▸ **EXERCISE DESCRIPTION**: Give back the entire listing verbatim.

--- start LISTED ENTRIES ---

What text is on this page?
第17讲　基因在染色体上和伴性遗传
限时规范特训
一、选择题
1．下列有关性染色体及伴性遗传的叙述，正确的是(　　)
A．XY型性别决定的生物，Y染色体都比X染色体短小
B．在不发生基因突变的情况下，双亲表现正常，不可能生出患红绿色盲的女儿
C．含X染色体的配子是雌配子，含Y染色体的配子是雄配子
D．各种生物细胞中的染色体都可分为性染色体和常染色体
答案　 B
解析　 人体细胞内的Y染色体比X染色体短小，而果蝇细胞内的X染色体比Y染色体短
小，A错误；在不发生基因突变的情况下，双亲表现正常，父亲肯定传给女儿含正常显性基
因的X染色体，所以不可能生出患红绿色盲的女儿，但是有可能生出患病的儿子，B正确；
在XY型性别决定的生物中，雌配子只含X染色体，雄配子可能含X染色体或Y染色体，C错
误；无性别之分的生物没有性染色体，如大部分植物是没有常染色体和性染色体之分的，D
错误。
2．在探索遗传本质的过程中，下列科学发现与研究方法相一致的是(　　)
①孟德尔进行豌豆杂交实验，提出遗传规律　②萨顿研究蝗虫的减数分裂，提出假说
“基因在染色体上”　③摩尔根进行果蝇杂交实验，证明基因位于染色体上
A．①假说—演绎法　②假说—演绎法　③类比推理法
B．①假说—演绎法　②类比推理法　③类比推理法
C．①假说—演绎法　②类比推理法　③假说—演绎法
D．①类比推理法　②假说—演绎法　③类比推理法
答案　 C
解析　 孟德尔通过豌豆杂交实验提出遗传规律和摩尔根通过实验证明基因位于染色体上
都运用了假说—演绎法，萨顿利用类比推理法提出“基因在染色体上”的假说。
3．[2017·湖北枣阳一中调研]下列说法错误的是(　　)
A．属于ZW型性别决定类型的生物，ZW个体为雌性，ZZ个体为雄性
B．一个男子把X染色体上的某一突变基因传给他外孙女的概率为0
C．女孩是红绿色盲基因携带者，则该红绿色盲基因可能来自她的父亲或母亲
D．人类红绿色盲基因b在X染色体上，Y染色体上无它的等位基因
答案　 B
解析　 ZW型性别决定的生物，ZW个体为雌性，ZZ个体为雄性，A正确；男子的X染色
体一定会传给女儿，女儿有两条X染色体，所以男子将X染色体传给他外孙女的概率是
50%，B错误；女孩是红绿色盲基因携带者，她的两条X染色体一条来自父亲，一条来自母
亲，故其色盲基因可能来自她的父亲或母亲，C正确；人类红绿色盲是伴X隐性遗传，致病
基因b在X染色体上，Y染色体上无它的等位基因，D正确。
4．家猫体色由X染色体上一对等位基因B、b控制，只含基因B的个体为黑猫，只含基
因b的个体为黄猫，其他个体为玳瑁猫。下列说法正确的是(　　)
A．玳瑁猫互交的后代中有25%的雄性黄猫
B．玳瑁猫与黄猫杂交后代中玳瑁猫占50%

--- end LISTED ENTRIES ---

▸ **SOLUTION TO THE EXERCISE**:
What text is on this page?
第17讲　基因在染色体上和伴性遗传
限时规范特训
一、选择题
1．下列有关性染色体及伴性遗传的叙述，正确的是(　　)
A．XY型性别决定的生物，Y染色体都比X染色体短小
B．在不发生基因突变的情况下，双亲表现正常，不可能生出患红绿色盲的女儿
C．含X染色体的配子是雌配子，含Y染色体的配子是雄配子
D．各种生物细胞中的染色体都可分为性染色体和常染色体
答案　 B
解析　 人体细胞内的Y染色体比X染色体短小，而果蝇细胞内的X染色体比Y染色体短
小，A错误；在不发生基因突变的情况下，双亲表现正常，父亲肯定传给女儿含正常显性基
因的X染色体，所以不可能生出患红绿色盲的女儿，但是有可能生出患病的儿子，B正确；
在XY型性别决定的生物中，雌配子只含X染色体，雄配子可能含X染色体或Y染色体，C错
误；无性别之分的生物没有性染色体，如大部分植物是没有常染色体和性染色体之分的，D
错误。
2．在探索遗传本质的过程中，下列科学发现与研究方法相一致的是(　　)
①孟德尔进行豌豆杂交实验，提出遗传规律　②萨顿研究蝗虫的减数分裂，提出假说
“基因在染色体上”　③摩尔根进行果蝇杂交实验，证明基因位于染色体上
A．①假说—演绎法　②假说—演绎法　③类比推理法
B．①假说—演绎法　②类比推理法　③类比推理法
C．①假说—演绎法　②类比推理法　③假说—演绎法
D．①类比推理法　②假说—演绎法　③类比推理法
答案　 C
解析　 孟德尔通过豌豆杂交实验提出遗传规律和摩尔根通过实验证明基因位于染色体上
都运用了假说—演绎法，萨顿利用类比推理法提出“基因在染色体上”的假说。
3．[2017·湖北枣阳一中调研]下列说法错误的是(　　)
A．属于ZW型性别决定类型的生物，ZW个体为雌性，ZZ个体为雄性
B．一个男子把X染色体上的某一突变基因传给他外孙女的概率为0
C．女孩是红绿色盲基因携带者，则该红绿色盲基因可能来自她的父亲或母亲
D．人类红绿色盲基因b在X染色体上，Y染色体上无它的等位基因
答案　 B
解析　 ZW型性别决定的生物，ZW个体为雌性，ZZ个体为雄性，A正确；男子的X染色
体一定会传给女儿，女儿有两条X染色体，所以男子将X染色体传给他外孙女的概率是
50%，B错误；女孩是红绿色盲基因携带者，她的两条X染色体一条来自父亲，一条来自母
亲，故其色盲基因可能来自她的父亲或母亲，C正确；人类红绿色盲是伴X隐性遗传，致病
基因b在X染色体上，Y染色体上无它的等位基因，D正确。
4．家猫体色由X染色体上一对等位基因B、b控制，只含基因B的个体为黑猫，只含基
因b的个体为黄猫，其他个体为玳瑁猫。下列说法正确的是(　　)
A．玳瑁猫互交的后代中有25%的雄性黄猫
B．玳瑁猫与黄猫杂交后代中玳瑁猫占50%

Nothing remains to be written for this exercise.